=== GIVEN PROBLEM ===
Only the number is wanted: how many lines contain the string "Σκορ"?

=== PROVIDED MATERIAL ===

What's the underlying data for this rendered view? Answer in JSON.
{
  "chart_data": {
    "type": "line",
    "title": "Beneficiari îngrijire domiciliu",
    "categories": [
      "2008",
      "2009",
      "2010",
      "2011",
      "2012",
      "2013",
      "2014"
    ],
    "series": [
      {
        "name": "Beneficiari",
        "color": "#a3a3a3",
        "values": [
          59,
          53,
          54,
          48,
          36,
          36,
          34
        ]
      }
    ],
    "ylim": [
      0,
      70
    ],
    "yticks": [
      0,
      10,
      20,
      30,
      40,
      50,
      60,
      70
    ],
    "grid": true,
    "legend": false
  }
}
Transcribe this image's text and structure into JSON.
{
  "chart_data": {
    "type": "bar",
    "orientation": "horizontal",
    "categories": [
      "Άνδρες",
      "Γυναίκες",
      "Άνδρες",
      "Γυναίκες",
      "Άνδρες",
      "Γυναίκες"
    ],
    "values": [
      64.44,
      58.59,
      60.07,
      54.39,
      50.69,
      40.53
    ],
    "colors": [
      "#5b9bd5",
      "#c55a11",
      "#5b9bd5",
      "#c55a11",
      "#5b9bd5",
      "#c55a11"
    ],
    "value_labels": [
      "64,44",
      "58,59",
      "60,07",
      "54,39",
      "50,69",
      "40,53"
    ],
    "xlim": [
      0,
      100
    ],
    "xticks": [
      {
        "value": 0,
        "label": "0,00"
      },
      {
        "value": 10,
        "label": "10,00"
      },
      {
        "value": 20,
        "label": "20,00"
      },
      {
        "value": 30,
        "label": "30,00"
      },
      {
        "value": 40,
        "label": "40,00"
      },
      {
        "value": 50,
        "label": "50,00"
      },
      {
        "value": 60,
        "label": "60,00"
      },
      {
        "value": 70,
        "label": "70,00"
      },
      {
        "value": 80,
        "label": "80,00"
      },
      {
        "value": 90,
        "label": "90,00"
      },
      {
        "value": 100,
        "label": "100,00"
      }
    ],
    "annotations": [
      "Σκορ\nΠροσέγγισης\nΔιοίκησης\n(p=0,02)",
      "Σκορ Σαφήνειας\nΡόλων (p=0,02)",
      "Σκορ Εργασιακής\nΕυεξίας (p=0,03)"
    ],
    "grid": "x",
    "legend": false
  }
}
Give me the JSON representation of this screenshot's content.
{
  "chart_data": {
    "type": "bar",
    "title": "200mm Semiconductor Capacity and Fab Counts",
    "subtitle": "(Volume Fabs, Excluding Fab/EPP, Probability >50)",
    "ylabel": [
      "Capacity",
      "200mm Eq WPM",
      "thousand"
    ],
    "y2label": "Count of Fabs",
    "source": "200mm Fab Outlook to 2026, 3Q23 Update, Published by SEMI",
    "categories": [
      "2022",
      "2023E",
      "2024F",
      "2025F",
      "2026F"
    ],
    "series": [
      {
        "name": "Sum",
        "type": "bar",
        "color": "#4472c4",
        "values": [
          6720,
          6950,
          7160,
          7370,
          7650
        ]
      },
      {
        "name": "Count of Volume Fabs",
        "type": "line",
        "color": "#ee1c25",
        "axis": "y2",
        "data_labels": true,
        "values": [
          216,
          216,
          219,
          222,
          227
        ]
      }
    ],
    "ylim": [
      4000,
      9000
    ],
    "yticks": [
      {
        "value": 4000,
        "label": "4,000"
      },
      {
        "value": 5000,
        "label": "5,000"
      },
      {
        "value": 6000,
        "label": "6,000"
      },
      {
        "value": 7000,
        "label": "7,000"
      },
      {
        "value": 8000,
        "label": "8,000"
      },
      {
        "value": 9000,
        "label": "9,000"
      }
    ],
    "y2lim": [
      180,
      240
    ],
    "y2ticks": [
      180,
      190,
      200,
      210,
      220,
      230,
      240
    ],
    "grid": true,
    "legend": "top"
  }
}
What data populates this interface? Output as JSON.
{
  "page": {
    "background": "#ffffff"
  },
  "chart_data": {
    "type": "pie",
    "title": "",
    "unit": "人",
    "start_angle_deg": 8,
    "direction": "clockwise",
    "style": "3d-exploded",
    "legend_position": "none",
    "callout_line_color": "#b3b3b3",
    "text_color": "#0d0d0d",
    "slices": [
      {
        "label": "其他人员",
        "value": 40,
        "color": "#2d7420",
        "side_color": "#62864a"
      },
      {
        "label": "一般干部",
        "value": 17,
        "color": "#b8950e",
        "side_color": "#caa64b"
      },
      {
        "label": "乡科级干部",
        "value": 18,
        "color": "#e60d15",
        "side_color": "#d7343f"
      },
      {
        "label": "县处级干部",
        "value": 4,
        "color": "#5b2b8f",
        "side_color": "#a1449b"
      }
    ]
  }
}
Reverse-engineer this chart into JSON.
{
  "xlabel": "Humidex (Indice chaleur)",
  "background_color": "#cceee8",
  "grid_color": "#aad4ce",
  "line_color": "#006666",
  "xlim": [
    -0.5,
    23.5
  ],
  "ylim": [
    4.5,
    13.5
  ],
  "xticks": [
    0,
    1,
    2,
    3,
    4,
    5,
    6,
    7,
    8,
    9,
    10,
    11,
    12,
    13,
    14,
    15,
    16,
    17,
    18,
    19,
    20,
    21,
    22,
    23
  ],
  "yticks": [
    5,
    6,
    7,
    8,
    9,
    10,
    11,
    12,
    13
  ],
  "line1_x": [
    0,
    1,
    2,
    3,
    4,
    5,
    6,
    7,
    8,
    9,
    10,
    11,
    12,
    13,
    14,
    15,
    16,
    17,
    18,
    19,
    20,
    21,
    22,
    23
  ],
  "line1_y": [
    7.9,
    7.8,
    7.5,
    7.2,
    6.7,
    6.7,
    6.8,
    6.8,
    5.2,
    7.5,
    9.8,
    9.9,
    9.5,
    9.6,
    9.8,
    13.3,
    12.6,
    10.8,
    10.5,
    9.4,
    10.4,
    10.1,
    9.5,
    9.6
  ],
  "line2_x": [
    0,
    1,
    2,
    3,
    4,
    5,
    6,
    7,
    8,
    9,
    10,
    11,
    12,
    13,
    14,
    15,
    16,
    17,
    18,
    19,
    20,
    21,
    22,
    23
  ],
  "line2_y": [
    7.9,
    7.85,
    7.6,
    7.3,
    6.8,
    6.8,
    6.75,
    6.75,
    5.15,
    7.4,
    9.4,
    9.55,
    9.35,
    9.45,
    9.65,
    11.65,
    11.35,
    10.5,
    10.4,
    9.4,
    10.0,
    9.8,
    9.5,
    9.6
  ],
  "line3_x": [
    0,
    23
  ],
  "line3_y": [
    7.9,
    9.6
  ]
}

=== TASK OUTPUT ===
3